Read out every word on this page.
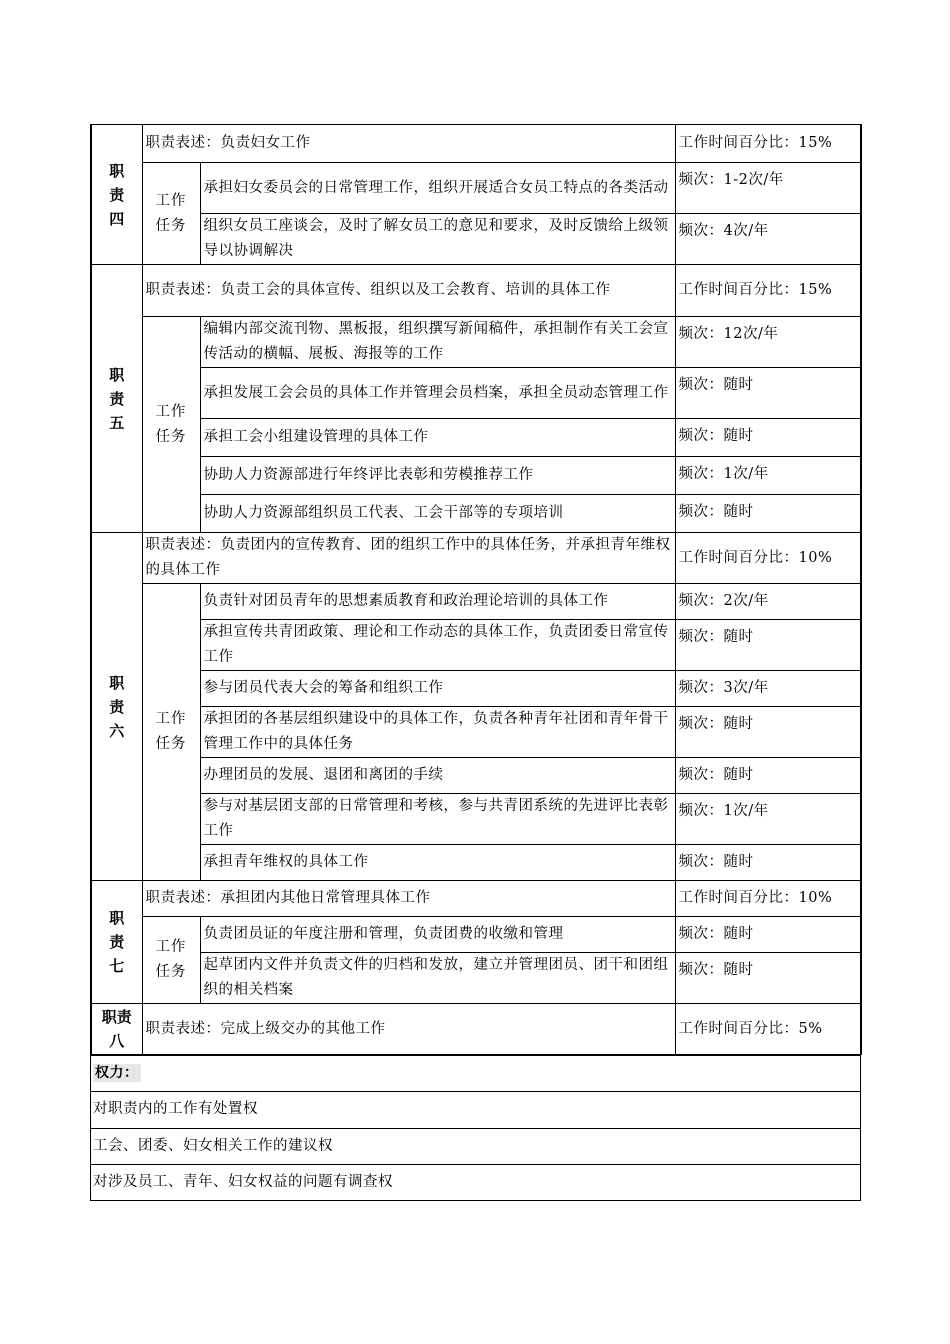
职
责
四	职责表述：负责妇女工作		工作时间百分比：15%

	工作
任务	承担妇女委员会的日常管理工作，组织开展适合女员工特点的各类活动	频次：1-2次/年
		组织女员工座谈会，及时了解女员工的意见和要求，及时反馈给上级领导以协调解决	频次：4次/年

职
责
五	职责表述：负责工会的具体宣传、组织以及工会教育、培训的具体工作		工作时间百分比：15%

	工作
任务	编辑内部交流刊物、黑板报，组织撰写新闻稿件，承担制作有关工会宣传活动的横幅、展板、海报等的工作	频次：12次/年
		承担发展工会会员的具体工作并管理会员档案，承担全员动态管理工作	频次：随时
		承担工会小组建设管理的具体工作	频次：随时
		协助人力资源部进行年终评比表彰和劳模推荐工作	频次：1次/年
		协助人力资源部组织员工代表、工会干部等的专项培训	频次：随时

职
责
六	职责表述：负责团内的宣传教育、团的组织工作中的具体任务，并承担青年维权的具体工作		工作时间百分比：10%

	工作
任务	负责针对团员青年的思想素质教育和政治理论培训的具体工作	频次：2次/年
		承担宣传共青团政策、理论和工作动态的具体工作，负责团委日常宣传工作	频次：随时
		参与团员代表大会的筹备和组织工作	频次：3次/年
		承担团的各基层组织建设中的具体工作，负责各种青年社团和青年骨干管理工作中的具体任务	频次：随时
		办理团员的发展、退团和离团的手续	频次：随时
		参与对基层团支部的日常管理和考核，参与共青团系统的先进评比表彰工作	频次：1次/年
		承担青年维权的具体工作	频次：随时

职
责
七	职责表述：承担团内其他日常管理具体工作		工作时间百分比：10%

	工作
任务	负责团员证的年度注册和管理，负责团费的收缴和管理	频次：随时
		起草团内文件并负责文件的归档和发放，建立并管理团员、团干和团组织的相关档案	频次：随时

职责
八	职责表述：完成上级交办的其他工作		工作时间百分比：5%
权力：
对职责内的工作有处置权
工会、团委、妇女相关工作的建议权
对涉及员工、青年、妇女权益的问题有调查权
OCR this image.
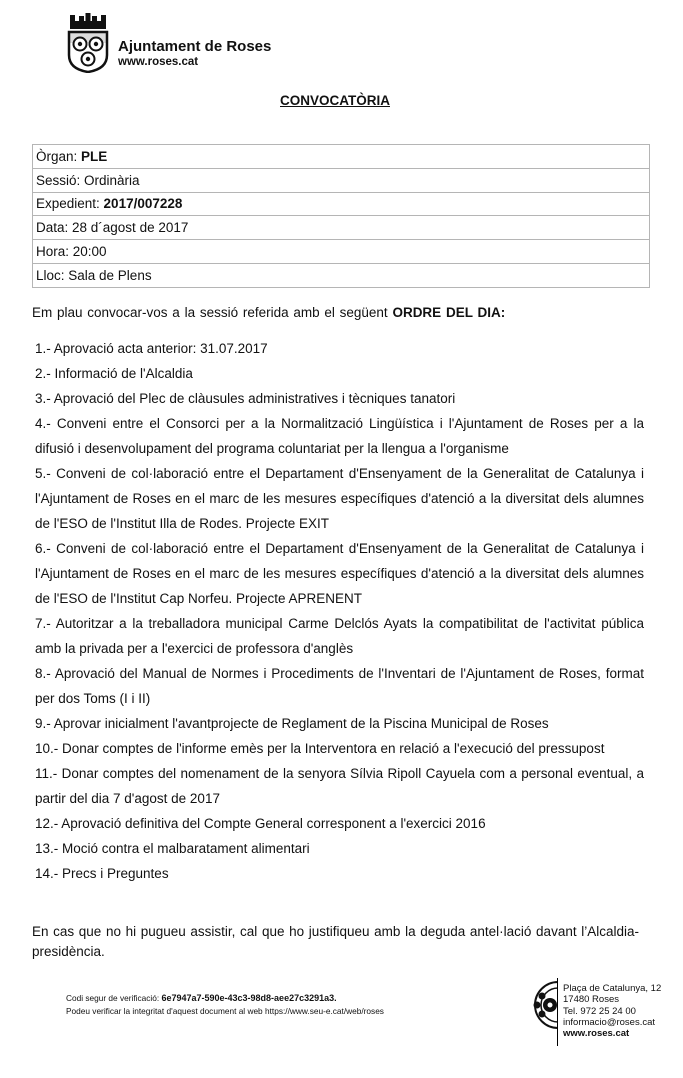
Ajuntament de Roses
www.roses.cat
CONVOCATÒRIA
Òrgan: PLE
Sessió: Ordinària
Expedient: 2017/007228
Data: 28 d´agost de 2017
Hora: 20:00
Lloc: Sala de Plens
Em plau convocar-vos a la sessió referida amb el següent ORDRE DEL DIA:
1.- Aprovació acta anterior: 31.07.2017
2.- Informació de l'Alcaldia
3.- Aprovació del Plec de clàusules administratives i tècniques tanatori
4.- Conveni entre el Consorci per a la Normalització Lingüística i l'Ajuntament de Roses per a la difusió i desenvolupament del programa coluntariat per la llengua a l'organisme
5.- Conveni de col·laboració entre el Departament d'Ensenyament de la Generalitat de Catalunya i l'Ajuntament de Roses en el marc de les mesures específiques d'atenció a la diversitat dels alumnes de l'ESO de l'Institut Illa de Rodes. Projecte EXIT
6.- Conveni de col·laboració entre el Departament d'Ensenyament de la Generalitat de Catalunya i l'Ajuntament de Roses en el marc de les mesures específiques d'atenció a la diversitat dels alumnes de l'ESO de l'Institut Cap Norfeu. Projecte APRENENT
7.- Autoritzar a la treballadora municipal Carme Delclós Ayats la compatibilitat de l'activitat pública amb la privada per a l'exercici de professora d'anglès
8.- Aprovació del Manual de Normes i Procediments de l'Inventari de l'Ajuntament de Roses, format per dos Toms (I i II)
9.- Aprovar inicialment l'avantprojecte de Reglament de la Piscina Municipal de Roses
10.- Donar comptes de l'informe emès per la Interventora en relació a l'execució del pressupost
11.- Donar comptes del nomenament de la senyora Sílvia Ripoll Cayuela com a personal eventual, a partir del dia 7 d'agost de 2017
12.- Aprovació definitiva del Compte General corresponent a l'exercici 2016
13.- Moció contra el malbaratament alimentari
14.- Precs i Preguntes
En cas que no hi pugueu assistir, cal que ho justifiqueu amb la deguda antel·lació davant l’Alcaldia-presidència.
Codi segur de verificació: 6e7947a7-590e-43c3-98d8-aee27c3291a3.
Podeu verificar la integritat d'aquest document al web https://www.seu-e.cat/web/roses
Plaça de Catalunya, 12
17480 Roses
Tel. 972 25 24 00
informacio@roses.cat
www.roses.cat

...

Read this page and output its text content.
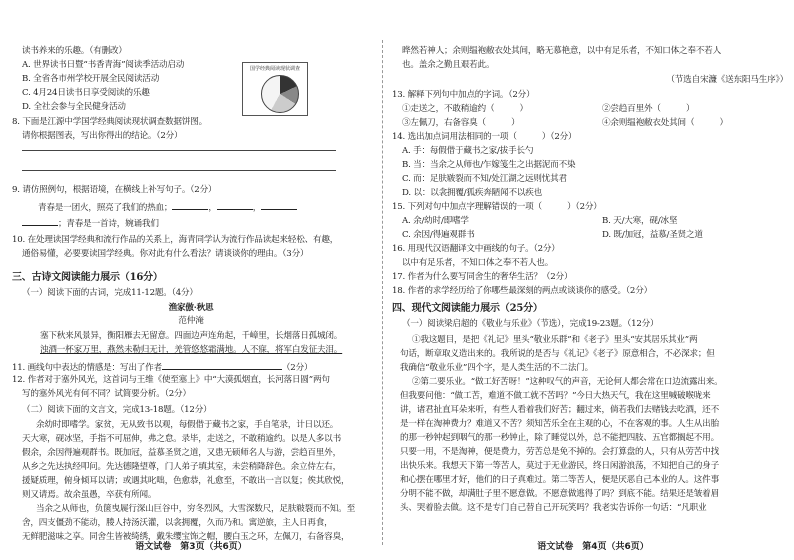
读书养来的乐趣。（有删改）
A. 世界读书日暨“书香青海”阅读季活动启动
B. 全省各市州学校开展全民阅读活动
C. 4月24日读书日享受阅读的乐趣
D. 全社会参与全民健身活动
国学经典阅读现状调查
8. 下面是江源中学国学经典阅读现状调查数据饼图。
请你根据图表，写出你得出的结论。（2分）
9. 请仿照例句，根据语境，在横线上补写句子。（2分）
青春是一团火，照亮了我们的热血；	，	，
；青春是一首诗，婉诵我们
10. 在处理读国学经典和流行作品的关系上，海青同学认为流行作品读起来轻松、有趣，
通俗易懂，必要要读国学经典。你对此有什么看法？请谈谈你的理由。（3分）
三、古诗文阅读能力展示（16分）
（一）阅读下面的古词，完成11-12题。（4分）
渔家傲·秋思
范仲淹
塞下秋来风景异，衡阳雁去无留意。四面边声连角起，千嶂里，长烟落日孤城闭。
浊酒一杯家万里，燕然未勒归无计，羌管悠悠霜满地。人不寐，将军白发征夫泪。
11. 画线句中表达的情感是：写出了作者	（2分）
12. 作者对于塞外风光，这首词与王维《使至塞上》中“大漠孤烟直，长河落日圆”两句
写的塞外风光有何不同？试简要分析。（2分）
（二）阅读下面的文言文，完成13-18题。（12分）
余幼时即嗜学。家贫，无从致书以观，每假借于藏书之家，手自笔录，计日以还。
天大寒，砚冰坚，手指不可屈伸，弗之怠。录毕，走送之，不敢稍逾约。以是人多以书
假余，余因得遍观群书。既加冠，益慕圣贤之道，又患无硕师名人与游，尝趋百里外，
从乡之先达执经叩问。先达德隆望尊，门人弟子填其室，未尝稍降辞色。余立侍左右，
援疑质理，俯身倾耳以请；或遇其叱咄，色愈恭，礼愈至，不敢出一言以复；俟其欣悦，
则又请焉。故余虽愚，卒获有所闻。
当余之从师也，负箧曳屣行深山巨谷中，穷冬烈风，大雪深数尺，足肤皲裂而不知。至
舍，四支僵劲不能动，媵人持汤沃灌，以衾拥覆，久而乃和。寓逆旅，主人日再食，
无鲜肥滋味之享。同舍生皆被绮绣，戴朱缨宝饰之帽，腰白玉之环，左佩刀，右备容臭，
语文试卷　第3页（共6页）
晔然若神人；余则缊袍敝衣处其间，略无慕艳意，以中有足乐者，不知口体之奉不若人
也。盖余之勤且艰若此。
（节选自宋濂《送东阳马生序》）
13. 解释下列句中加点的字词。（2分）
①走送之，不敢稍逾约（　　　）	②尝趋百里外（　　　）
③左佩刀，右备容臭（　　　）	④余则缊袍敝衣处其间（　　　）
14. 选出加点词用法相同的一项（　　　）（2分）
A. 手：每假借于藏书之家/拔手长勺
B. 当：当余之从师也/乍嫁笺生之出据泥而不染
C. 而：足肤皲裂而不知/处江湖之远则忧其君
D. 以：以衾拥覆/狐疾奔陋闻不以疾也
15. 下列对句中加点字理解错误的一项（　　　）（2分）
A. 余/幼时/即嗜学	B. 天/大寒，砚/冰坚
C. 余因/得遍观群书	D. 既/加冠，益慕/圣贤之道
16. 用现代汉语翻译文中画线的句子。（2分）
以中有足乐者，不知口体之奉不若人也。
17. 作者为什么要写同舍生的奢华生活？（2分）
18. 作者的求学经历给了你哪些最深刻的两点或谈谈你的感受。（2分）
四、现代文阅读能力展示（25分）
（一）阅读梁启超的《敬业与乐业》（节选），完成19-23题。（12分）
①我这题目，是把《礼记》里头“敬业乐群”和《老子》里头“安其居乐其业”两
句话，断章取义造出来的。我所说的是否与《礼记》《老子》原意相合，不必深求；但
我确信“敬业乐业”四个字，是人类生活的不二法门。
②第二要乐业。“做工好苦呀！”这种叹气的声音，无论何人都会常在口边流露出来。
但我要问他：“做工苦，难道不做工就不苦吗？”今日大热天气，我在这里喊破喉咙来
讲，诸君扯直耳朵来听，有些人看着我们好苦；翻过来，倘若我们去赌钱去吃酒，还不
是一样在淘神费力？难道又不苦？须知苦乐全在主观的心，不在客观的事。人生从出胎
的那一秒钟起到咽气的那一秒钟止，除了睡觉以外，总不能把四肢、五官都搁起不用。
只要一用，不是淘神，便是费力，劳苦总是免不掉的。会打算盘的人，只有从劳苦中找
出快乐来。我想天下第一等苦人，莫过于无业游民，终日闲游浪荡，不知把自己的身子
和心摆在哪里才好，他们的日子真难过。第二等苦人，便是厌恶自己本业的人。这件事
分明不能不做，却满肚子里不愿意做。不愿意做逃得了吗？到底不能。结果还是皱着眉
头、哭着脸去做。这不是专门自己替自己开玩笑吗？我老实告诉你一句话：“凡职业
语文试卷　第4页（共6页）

==

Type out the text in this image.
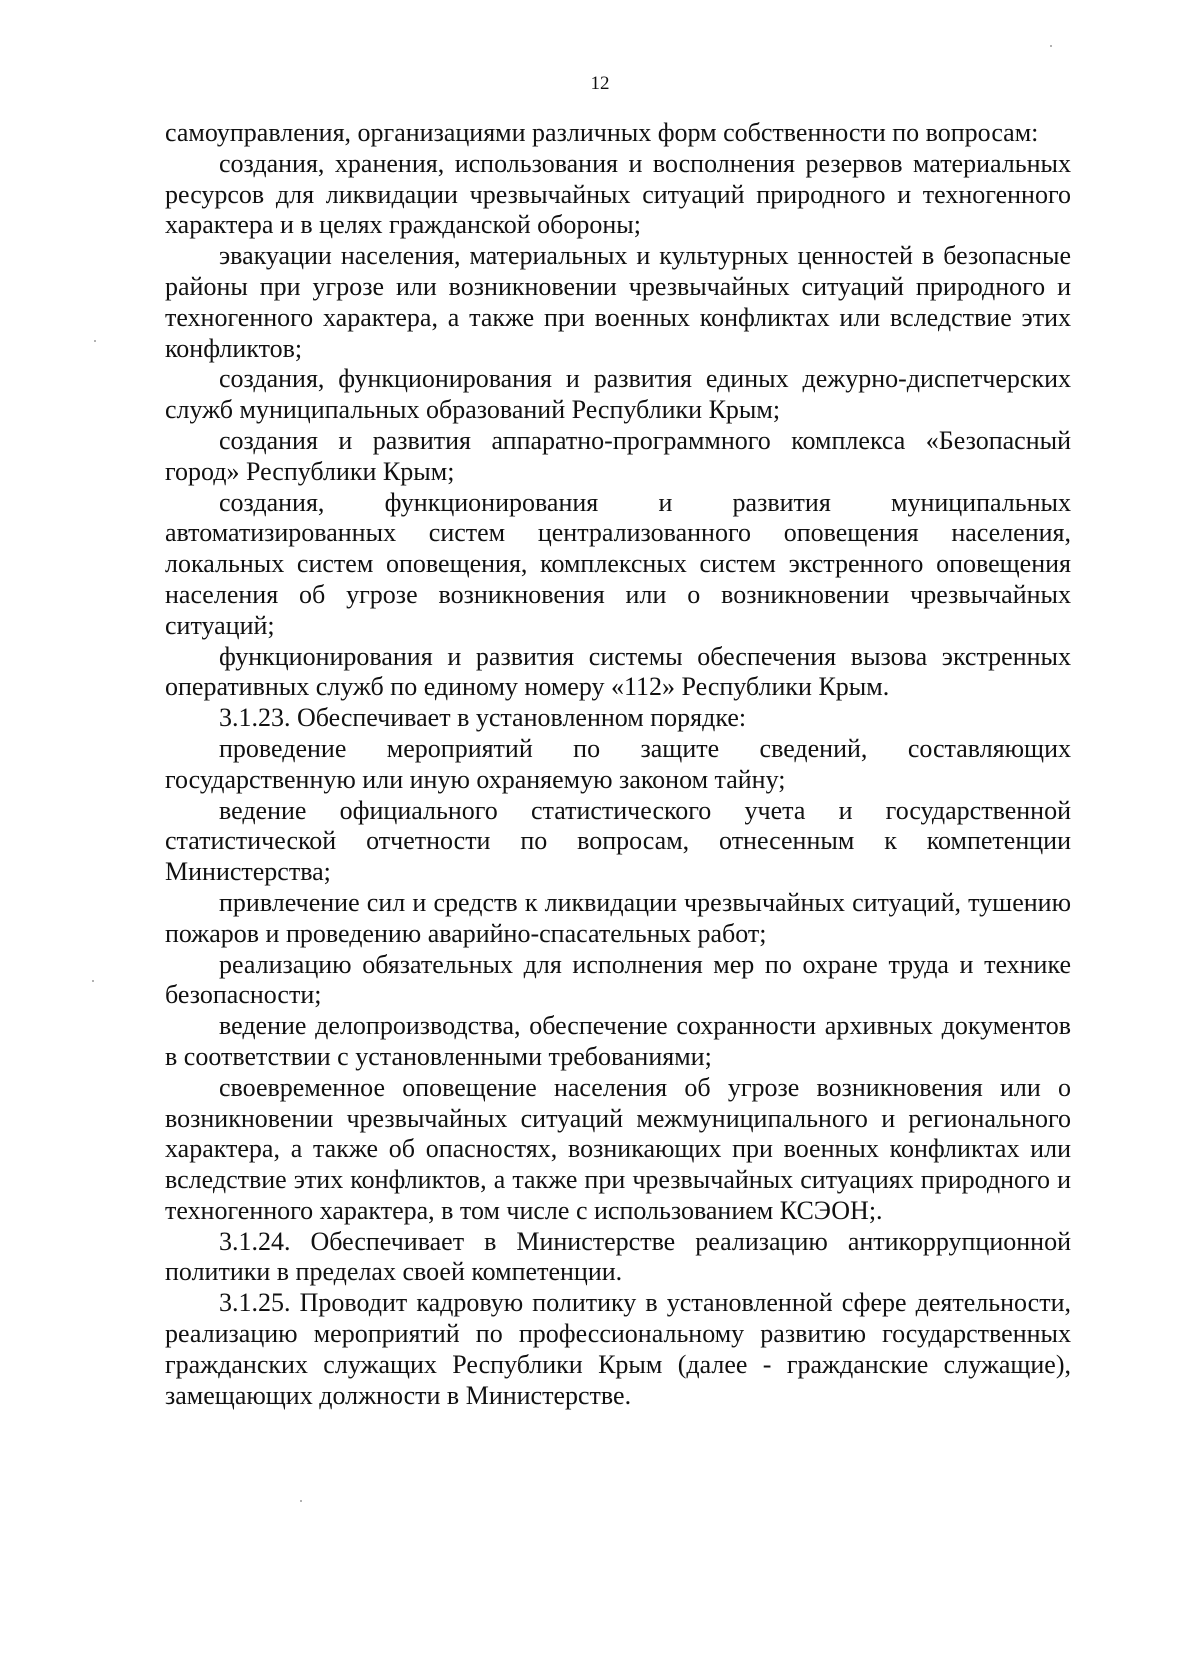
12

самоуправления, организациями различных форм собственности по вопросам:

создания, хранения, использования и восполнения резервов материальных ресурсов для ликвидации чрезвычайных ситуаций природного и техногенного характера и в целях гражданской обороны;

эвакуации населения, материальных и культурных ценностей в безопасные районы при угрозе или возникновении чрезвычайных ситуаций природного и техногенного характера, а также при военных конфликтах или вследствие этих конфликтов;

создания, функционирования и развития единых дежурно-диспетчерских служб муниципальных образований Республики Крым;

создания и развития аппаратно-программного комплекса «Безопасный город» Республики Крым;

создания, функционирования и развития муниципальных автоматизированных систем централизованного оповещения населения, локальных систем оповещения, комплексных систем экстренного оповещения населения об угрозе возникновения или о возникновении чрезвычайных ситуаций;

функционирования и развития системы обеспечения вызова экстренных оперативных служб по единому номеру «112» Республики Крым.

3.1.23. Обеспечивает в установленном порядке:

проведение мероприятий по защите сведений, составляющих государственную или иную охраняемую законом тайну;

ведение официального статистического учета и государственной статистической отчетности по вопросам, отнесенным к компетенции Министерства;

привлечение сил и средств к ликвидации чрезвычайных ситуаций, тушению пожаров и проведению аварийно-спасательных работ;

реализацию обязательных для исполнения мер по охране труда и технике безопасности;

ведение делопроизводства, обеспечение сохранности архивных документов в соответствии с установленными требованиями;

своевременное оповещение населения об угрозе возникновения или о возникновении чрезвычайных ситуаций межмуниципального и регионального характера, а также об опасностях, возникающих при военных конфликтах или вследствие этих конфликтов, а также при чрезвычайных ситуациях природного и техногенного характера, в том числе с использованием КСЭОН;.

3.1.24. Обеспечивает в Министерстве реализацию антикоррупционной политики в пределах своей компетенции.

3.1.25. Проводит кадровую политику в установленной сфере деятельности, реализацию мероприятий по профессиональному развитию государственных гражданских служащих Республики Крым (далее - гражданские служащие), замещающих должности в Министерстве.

■ REQUEST:
Give the number of lines in the listing above that contain "создания", and nothing else.

■ ANSWER FOR THIS EXERCISE:
4